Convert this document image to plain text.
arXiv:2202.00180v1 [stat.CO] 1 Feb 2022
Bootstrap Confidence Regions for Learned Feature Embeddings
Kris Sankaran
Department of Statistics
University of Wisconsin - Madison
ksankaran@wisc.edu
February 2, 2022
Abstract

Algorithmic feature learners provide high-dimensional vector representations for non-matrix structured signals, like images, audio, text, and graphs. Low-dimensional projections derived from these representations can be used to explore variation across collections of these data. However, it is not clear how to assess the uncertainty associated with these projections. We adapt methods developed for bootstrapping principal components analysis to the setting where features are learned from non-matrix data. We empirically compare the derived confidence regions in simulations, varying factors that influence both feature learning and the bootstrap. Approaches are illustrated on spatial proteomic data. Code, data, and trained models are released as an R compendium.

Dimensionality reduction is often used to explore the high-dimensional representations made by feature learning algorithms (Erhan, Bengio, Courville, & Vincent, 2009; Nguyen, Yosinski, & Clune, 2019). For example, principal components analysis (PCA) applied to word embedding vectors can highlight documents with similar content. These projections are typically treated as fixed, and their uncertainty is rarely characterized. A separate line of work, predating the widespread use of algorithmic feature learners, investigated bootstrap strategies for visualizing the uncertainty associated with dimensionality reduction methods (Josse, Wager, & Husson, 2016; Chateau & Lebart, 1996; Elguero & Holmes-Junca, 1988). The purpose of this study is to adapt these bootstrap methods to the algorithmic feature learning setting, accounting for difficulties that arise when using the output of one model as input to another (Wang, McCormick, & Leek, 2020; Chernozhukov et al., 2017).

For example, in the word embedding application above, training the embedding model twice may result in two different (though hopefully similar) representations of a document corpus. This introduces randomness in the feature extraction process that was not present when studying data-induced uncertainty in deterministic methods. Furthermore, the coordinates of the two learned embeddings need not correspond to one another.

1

§ Work to be completed: Gather each line that holds "text".

§ Exercise result:
Convert this document image to plain text.
Algorithmic feature learners provide high-dimensional vector representations for non-matrix structured signals, like images, audio, text, and graphs. Low-dimensional projections derived from these representations can be used to explore variation across collections of these data. However, it is not clear how to assess the uncertainty associated with these projections. We adapt methods developed for bootstrapping principal components analysis to the setting where features are learned from non-matrix data. We empirically compare the derived confidence regions in simulations, varying factors that influence both feature learning and the bootstrap. Approaches are illustrated on spatial proteomic data. Code, data, and trained models are released as an R compendium.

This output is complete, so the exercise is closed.